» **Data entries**

§ §

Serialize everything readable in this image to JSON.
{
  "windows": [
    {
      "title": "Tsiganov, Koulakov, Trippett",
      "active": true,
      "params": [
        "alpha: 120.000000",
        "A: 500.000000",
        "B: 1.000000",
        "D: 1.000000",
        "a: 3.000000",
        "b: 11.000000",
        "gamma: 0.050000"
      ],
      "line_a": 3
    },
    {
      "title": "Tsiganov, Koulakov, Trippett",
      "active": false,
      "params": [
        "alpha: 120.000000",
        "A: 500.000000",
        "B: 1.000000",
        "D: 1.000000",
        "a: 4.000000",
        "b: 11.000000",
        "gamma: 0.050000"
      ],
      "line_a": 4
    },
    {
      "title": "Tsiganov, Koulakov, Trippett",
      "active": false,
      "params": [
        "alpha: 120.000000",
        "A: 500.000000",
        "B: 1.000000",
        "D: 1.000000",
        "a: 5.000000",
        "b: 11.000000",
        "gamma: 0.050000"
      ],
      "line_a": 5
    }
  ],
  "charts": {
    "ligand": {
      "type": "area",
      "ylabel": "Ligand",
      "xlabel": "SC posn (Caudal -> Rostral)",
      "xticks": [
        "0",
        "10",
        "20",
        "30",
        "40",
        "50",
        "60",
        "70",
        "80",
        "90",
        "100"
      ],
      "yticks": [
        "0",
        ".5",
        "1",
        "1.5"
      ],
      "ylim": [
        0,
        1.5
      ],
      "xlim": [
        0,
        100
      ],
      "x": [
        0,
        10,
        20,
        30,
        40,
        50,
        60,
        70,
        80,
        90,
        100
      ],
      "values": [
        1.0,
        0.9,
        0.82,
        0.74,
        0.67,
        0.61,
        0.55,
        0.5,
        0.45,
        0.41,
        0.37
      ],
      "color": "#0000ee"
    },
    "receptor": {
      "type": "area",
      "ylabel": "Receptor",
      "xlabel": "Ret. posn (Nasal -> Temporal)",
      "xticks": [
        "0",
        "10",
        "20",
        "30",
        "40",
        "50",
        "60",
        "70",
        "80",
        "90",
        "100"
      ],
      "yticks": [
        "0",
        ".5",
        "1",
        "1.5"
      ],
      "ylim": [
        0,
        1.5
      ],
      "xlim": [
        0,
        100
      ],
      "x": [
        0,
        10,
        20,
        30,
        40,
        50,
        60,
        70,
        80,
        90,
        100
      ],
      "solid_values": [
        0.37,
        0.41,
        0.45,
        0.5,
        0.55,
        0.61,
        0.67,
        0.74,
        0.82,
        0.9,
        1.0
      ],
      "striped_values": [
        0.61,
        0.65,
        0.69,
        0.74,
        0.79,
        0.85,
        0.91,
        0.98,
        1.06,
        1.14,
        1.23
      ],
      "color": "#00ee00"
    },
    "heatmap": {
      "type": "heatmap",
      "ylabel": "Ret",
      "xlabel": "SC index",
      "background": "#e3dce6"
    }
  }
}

§ §

» **Work instructions**
Extract all the entries word for word.

» **Solution**
Serialize everything readable in this image to JSON.
{
  "windows": [
    {
      "title": "Tsiganov, Koulakov, Trippett",
      "active": true,
      "params": [
        "alpha: 120.000000",
        "A: 500.000000",
        "B: 1.000000",
        "D: 1.000000",
        "a: 3.000000",
        "b: 11.000000",
        "gamma: 0.050000"
      ],
      "line_a": 3
    },
    {
      "title": "Tsiganov, Koulakov, Trippett",
      "active": false,
      "params": [
        "alpha: 120.000000",
        "A: 500.000000",
        "B: 1.000000",
        "D: 1.000000",
        "a: 4.000000",
        "b: 11.000000",
        "gamma: 0.050000"
      ],
      "line_a": 4
    },
    {
      "title": "Tsiganov, Koulakov, Trippett",
      "active": false,
      "params": [
        "alpha: 120.000000",
        "A: 500.000000",
        "B: 1.000000",
        "D: 1.000000",
        "a: 5.000000",
        "b: 11.000000",
        "gamma: 0.050000"
      ],
      "line_a": 5
    }
  ],
  "charts": {
    "ligand": {
      "type": "area",
      "ylabel": "Ligand",
      "xlabel": "SC posn (Caudal -> Rostral)",
      "xticks": [
        "0",
        "10",
        "20",
        "30",
        "40",
        "50",
        "60",
        "70",
        "80",
        "90",
        "100"
      ],
      "yticks": [
        "0",
        ".5",
        "1",
        "1.5"
      ],
      "ylim": [
        0,
        1.5
      ],
      "xlim": [
        0,
        100
      ],
      "x": [
        0,
        10,
        20,
        30,
        40,
        50,
        60,
        70,
        80,
        90,
        100
      ],
      "values": [
        1.0,
        0.9,
        0.82,
        0.74,
        0.67,
        0.61,
        0.55,
        0.5,
        0.45,
        0.41,
        0.37
      ],
      "color": "#0000ee"
    },
    "receptor": {
      "type": "area",
      "ylabel": "Receptor",
      "xlabel": "Ret. posn (Nasal -> Temporal)",
      "xticks": [
        "0",
        "10",
        "20",
        "30",
        "40",
        "50",
        "60",
        "70",
        "80",
        "90",
        "100"
      ],
      "yticks": [
        "0",
        ".5",
        "1",
        "1.5"
      ],
      "ylim": [
        0,
        1.5
      ],
      "xlim": [
        0,
        100
      ],
      "x": [
        0,
        10,
        20,
        30,
        40,
        50,
        60,
        70,
        80,
        90,
        100
      ],
      "solid_values": [
        0.37,
        0.41,
        0.45,
        0.5,
        0.55,
        0.61,
        0.67,
        0.74,
        0.82,
        0.9,
        1.0
      ],
      "striped_values": [
        0.61,
        0.65,
        0.69,
        0.74,
        0.79,
        0.85,
        0.91,
        0.98,
        1.06,
        1.14,
        1.23
      ],
      "color": "#00ee00"
    },
    "heatmap": {
      "type": "heatmap",
      "ylabel": "Ret",
      "xlabel": "SC index",
      "background": "#e3dce6"
    }
  }
}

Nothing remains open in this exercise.